Begin Given data

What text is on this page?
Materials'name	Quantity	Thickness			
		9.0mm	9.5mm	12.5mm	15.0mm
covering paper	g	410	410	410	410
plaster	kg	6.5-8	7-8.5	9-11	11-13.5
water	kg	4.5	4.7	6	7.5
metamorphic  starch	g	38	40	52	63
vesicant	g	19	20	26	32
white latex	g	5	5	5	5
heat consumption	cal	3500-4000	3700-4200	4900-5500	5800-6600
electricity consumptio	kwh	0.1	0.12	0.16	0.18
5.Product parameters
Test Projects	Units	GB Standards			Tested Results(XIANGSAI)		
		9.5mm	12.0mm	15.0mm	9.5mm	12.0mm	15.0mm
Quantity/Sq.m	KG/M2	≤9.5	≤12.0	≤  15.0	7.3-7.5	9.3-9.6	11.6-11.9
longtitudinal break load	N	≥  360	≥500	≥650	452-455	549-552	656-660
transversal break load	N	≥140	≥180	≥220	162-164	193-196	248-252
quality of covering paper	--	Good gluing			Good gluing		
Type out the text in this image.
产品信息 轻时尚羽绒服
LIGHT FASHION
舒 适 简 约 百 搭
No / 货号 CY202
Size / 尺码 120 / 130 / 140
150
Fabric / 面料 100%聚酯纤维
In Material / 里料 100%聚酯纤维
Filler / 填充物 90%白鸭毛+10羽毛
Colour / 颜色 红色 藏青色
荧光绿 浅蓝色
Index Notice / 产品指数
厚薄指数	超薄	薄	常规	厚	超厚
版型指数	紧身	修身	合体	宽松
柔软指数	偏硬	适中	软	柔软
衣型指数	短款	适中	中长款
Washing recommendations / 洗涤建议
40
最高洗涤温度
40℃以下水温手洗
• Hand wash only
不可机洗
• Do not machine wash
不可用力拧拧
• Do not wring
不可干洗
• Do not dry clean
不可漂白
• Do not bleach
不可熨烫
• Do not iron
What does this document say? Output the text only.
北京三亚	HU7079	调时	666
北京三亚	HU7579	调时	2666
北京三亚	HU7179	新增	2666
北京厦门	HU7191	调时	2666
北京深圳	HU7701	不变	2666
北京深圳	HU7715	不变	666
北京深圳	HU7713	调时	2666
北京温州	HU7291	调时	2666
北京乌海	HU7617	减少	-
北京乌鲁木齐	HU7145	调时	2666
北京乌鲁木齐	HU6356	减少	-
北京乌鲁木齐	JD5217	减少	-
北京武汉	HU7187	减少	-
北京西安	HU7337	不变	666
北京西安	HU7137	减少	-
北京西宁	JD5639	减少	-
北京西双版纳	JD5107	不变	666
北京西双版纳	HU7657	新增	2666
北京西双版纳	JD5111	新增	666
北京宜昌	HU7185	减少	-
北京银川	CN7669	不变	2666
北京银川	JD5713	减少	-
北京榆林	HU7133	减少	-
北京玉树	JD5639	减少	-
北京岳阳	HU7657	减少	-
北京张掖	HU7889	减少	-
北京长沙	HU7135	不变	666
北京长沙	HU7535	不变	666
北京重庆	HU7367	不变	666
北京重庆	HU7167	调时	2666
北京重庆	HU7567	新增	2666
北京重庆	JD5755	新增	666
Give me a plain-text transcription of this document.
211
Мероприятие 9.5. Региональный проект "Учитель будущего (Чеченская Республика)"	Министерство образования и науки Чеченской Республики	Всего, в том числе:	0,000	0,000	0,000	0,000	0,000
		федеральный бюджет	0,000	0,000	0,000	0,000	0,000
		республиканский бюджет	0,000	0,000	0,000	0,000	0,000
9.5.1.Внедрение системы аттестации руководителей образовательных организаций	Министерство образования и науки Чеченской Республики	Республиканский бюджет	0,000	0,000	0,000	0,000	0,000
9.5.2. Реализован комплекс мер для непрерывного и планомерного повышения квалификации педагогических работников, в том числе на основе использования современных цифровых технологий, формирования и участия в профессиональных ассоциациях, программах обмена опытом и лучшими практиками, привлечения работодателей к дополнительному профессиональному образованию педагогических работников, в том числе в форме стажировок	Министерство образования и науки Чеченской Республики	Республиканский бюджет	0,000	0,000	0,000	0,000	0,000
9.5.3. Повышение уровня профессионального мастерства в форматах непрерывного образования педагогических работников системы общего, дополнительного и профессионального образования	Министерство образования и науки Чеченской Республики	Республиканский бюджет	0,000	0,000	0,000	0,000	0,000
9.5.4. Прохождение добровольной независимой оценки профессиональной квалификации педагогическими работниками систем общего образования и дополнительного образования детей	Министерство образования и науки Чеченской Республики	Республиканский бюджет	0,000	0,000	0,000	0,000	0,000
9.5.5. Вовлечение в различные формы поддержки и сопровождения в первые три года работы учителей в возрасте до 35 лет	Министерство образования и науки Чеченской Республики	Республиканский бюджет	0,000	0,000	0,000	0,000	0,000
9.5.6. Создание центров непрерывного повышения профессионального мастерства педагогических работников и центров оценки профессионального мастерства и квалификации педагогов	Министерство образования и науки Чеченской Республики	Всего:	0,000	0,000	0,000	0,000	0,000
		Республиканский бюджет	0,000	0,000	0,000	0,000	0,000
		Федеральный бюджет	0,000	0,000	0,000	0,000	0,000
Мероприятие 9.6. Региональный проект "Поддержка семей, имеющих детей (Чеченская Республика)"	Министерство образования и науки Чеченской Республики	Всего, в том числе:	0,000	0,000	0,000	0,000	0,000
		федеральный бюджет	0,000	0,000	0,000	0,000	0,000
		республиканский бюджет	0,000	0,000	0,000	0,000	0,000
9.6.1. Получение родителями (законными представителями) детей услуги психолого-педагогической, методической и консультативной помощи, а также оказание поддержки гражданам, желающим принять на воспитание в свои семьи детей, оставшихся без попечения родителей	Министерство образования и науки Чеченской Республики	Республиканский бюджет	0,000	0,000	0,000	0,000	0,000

End Given data

Reproduce all of the entries word for word.

> **Task answer**
What text is on this page?
Materials'name	Quantity	Thickness			
		9.0mm	9.5mm	12.5mm	15.0mm
covering paper	g	410	410	410	410
plaster	kg	6.5-8	7-8.5	9-11	11-13.5
water	kg	4.5	4.7	6	7.5
metamorphic  starch	g	38	40	52	63
vesicant	g	19	20	26	32
white latex	g	5	5	5	5
heat consumption	cal	3500-4000	3700-4200	4900-5500	5800-6600
electricity consumptio	kwh	0.1	0.12	0.16	0.18
5.Product parameters
Test Projects	Units	GB Standards			Tested Results(XIANGSAI)		
		9.5mm	12.0mm	15.0mm	9.5mm	12.0mm	15.0mm
Quantity/Sq.m	KG/M2	≤9.5	≤12.0	≤  15.0	7.3-7.5	9.3-9.6	11.6-11.9
longtitudinal break load	N	≥  360	≥500	≥650	452-455	549-552	656-660
transversal break load	N	≥140	≥180	≥220	162-164	193-196	248-252
quality of covering paper	--	Good gluing			Good gluing		
Type out the text in this image.
产品信息 轻时尚羽绒服
LIGHT FASHION
舒 适 简 约 百 搭
No / 货号 CY202
Size / 尺码 120 / 130 / 140
150
Fabric / 面料 100%聚酯纤维
In Material / 里料 100%聚酯纤维
Filler / 填充物 90%白鸭毛+10羽毛
Colour / 颜色 红色 藏青色
荧光绿 浅蓝色
Index Notice / 产品指数
厚薄指数	超薄	薄	常规	厚	超厚
版型指数	紧身	修身	合体	宽松
柔软指数	偏硬	适中	软	柔软
衣型指数	短款	适中	中长款
Washing recommendations / 洗涤建议
40
最高洗涤温度
40℃以下水温手洗
• Hand wash only
不可机洗
• Do not machine wash
不可用力拧拧
• Do not wring
不可干洗
• Do not dry clean
不可漂白
• Do not bleach
不可熨烫
• Do not iron
What does this document say? Output the text only.
北京三亚	HU7079	调时	666
北京三亚	HU7579	调时	2666
北京三亚	HU7179	新增	2666
北京厦门	HU7191	调时	2666
北京深圳	HU7701	不变	2666
北京深圳	HU7715	不变	666
北京深圳	HU7713	调时	2666
北京温州	HU7291	调时	2666
北京乌海	HU7617	减少	-
北京乌鲁木齐	HU7145	调时	2666
北京乌鲁木齐	HU6356	减少	-
北京乌鲁木齐	JD5217	减少	-
北京武汉	HU7187	减少	-
北京西安	HU7337	不变	666
北京西安	HU7137	减少	-
北京西宁	JD5639	减少	-
北京西双版纳	JD5107	不变	666
北京西双版纳	HU7657	新增	2666
北京西双版纳	JD5111	新增	666
北京宜昌	HU7185	减少	-
北京银川	CN7669	不变	2666
北京银川	JD5713	减少	-
北京榆林	HU7133	减少	-
北京玉树	JD5639	减少	-
北京岳阳	HU7657	减少	-
北京张掖	HU7889	减少	-
北京长沙	HU7135	不变	666
北京长沙	HU7535	不变	666
北京重庆	HU7367	不变	666
北京重庆	HU7167	调时	2666
北京重庆	HU7567	新增	2666
北京重庆	JD5755	新增	666
Give me a plain-text transcription of this document.
211
Мероприятие 9.5. Региональный проект "Учитель будущего (Чеченская Республика)"	Министерство образования и науки Чеченской Республики	Всего, в том числе:	0,000	0,000	0,000	0,000	0,000
		федеральный бюджет	0,000	0,000	0,000	0,000	0,000
		республиканский бюджет	0,000	0,000	0,000	0,000	0,000
9.5.1.Внедрение системы аттестации руководителей образовательных организаций	Министерство образования и науки Чеченской Республики	Республиканский бюджет	0,000	0,000	0,000	0,000	0,000
9.5.2. Реализован комплекс мер для непрерывного и планомерного повышения квалификации педагогических работников, в том числе на основе использования современных цифровых технологий, формирования и участия в профессиональных ассоциациях, программах обмена опытом и лучшими практиками, привлечения работодателей к дополнительному профессиональному образованию педагогических работников, в том числе в форме стажировок	Министерство образования и науки Чеченской Республики	Республиканский бюджет	0,000	0,000	0,000	0,000	0,000
9.5.3. Повышение уровня профессионального мастерства в форматах непрерывного образования педагогических работников системы общего, дополнительного и профессионального образования	Министерство образования и науки Чеченской Республики	Республиканский бюджет	0,000	0,000	0,000	0,000	0,000
9.5.4. Прохождение добровольной независимой оценки профессиональной квалификации педагогическими работниками систем общего образования и дополнительного образования детей	Министерство образования и науки Чеченской Республики	Республиканский бюджет	0,000	0,000	0,000	0,000	0,000
9.5.5. Вовлечение в различные формы поддержки и сопровождения в первые три года работы учителей в возрасте до 35 лет	Министерство образования и науки Чеченской Республики	Республиканский бюджет	0,000	0,000	0,000	0,000	0,000
9.5.6. Создание центров непрерывного повышения профессионального мастерства педагогических работников и центров оценки профессионального мастерства и квалификации педагогов	Министерство образования и науки Чеченской Республики	Всего:	0,000	0,000	0,000	0,000	0,000
		Республиканский бюджет	0,000	0,000	0,000	0,000	0,000
		Федеральный бюджет	0,000	0,000	0,000	0,000	0,000
Мероприятие 9.6. Региональный проект "Поддержка семей, имеющих детей (Чеченская Республика)"	Министерство образования и науки Чеченской Республики	Всего, в том числе:	0,000	0,000	0,000	0,000	0,000
		федеральный бюджет	0,000	0,000	0,000	0,000	0,000
		республиканский бюджет	0,000	0,000	0,000	0,000	0,000
9.6.1. Получение родителями (законными представителями) детей услуги психолого-педагогической, методической и консультативной помощи, а также оказание поддержки гражданам, желающим принять на воспитание в свои семьи детей, оставшихся без попечения родителей	Министерство образования и науки Чеченской Республики	Республиканский бюджет	0,000	0,000	0,000	0,000	0,000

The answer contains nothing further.